Search the records below for the word "kekahi" and show every line where it occurs.
○ ○ ○
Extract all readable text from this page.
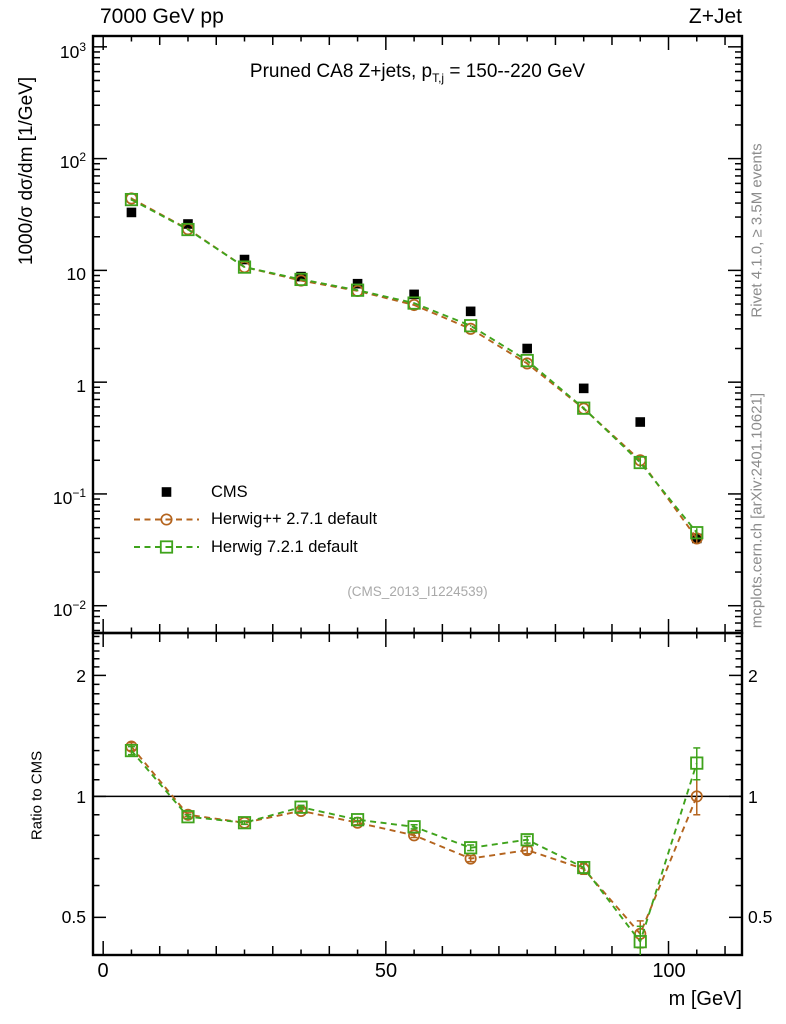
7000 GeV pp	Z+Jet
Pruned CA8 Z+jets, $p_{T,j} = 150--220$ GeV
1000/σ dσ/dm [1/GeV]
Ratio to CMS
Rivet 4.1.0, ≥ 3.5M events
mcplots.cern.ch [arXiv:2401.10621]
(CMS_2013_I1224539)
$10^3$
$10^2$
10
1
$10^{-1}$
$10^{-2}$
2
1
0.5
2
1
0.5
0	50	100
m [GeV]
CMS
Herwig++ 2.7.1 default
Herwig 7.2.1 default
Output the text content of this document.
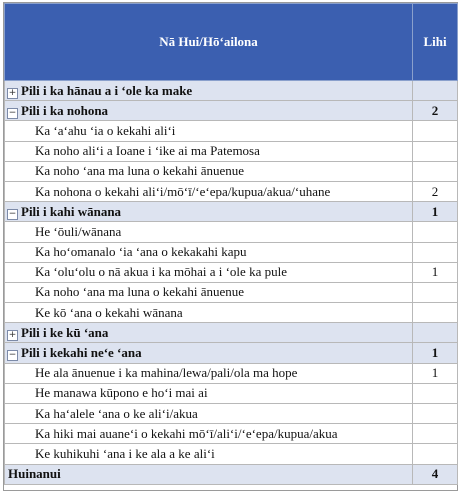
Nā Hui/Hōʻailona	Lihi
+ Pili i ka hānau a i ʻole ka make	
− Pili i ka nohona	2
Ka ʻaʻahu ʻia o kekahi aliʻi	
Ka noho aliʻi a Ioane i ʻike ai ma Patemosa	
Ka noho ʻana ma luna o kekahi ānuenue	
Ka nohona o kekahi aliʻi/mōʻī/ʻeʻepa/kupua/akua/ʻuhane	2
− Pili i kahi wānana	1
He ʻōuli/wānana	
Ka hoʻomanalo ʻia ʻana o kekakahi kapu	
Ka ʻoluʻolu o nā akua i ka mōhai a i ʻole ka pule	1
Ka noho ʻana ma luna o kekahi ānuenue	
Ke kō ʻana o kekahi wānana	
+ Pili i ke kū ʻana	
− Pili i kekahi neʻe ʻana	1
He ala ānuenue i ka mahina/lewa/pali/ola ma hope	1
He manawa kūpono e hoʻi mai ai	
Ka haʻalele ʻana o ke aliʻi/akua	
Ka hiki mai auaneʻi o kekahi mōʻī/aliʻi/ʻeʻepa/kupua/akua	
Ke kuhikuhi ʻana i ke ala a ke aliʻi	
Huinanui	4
○ ○ ○
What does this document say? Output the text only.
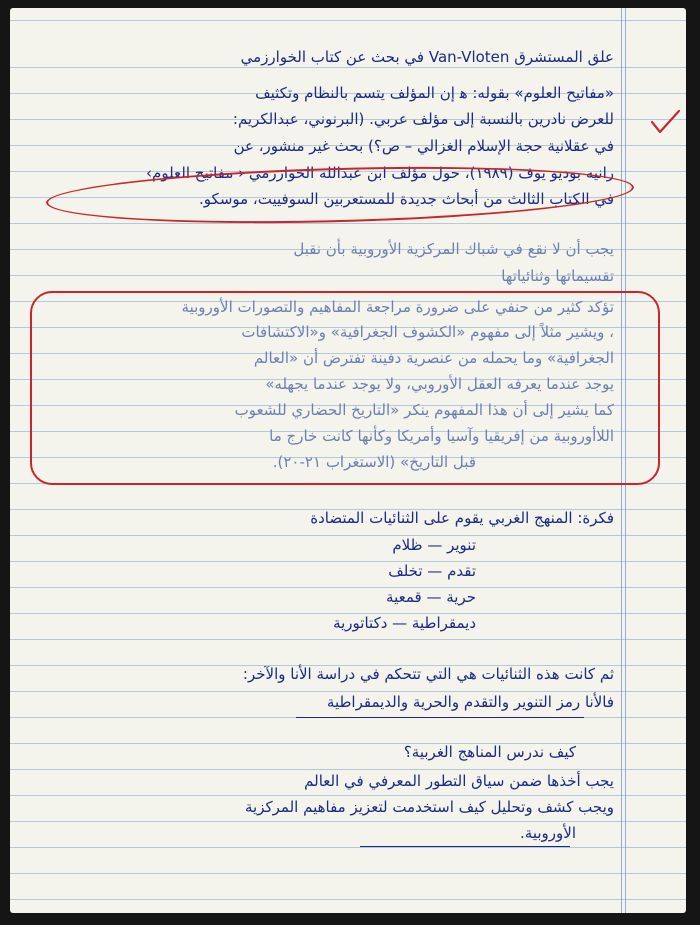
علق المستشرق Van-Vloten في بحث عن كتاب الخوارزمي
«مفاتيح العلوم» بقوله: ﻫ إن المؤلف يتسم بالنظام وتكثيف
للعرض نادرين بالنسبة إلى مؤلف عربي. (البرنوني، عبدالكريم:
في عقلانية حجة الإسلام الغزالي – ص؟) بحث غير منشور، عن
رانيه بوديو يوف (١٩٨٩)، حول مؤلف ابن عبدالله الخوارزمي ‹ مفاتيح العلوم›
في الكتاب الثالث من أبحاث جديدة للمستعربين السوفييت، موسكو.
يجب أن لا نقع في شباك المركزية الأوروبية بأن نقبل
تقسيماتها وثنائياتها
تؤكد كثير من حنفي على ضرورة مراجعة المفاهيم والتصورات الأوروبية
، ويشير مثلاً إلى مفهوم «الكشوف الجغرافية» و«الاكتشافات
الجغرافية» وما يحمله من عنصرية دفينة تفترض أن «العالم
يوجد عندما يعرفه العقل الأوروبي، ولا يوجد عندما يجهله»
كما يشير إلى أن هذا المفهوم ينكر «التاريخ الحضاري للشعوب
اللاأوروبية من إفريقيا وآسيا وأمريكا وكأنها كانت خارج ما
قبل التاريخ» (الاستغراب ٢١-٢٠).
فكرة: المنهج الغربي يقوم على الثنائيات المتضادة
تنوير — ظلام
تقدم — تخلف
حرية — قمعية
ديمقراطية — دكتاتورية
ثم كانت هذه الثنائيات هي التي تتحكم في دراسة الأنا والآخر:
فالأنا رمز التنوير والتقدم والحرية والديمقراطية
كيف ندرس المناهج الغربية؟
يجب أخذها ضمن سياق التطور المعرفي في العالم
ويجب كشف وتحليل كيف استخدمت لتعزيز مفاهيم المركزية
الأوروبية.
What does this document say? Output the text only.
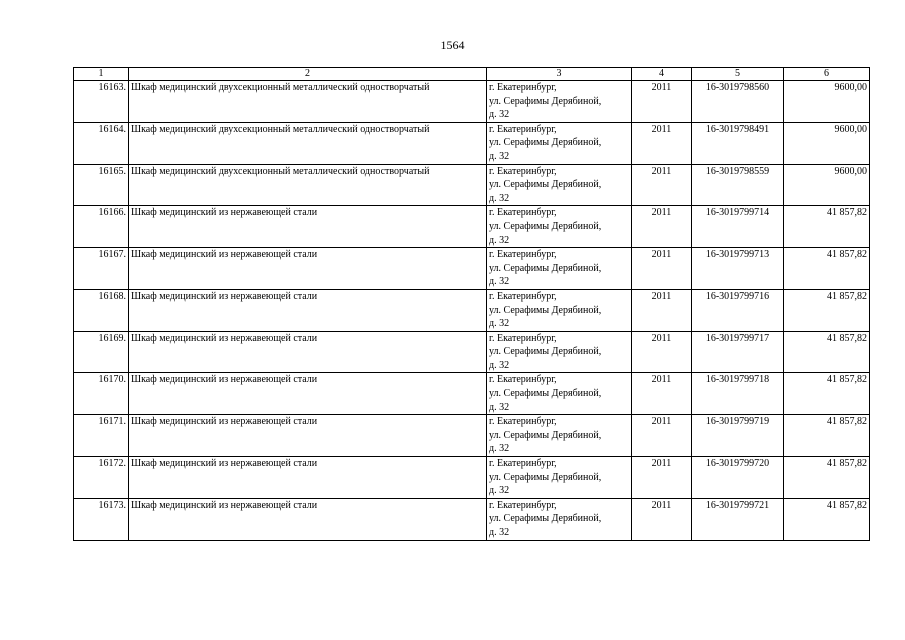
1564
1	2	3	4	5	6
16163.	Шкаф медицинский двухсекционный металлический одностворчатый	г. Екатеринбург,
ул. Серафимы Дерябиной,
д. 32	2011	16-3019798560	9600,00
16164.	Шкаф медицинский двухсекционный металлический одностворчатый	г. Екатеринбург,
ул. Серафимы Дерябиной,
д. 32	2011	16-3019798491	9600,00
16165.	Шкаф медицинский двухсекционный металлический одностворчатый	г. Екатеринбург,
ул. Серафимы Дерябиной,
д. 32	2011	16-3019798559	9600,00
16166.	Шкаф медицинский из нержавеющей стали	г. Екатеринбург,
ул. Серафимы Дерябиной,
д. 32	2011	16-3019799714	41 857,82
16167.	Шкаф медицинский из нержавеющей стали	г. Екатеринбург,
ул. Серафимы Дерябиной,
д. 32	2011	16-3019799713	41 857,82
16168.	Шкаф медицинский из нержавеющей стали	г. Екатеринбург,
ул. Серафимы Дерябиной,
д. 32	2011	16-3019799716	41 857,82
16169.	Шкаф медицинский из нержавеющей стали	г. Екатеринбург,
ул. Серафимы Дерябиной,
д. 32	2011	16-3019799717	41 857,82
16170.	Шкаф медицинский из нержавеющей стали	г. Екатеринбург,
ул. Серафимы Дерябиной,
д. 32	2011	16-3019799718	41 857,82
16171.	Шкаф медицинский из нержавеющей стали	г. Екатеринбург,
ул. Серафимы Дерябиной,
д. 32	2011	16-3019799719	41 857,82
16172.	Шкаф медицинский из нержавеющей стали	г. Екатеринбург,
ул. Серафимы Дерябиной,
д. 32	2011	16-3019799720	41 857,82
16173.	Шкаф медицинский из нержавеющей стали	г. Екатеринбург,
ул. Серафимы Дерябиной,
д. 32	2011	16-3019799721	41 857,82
○ ○ ○
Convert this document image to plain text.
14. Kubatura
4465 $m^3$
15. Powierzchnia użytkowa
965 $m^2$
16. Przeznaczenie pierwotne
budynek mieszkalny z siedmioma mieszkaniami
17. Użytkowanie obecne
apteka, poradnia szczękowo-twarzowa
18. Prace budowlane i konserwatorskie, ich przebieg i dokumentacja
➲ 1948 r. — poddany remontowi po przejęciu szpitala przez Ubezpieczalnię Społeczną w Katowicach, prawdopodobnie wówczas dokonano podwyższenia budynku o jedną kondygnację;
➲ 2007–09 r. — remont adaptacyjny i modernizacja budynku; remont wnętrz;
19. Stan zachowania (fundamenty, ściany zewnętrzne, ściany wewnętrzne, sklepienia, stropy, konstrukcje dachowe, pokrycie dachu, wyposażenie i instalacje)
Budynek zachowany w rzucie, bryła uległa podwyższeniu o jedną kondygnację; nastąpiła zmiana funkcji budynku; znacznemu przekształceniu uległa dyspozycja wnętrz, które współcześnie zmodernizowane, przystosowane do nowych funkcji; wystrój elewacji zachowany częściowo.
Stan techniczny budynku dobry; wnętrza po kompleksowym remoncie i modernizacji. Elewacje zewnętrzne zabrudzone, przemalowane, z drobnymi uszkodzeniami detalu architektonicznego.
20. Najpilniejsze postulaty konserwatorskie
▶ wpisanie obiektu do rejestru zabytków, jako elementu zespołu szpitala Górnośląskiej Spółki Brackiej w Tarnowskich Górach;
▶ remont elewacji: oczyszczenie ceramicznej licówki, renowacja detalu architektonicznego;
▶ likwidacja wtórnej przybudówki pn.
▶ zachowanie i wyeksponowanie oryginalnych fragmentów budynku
○ ○ ○
> Written response
Ka ʻaʻahu ʻia o kekahi aliʻi	
Ka noho ʻana ma luna o kekahi ānuenue	
Ka nohona o kekahi aliʻi/mōʻī/ʻeʻepa/kupua/akua/ʻuhane	2
Ka noho ʻana ma luna o kekahi ānuenue	
Ke kō ʻana o kekahi wānana	
− Pili i kekahi neʻe ʻana	1
Ka hiki mai auaneʻi o kekahi mōʻī/aliʻi/ʻeʻepa/kupua/akua	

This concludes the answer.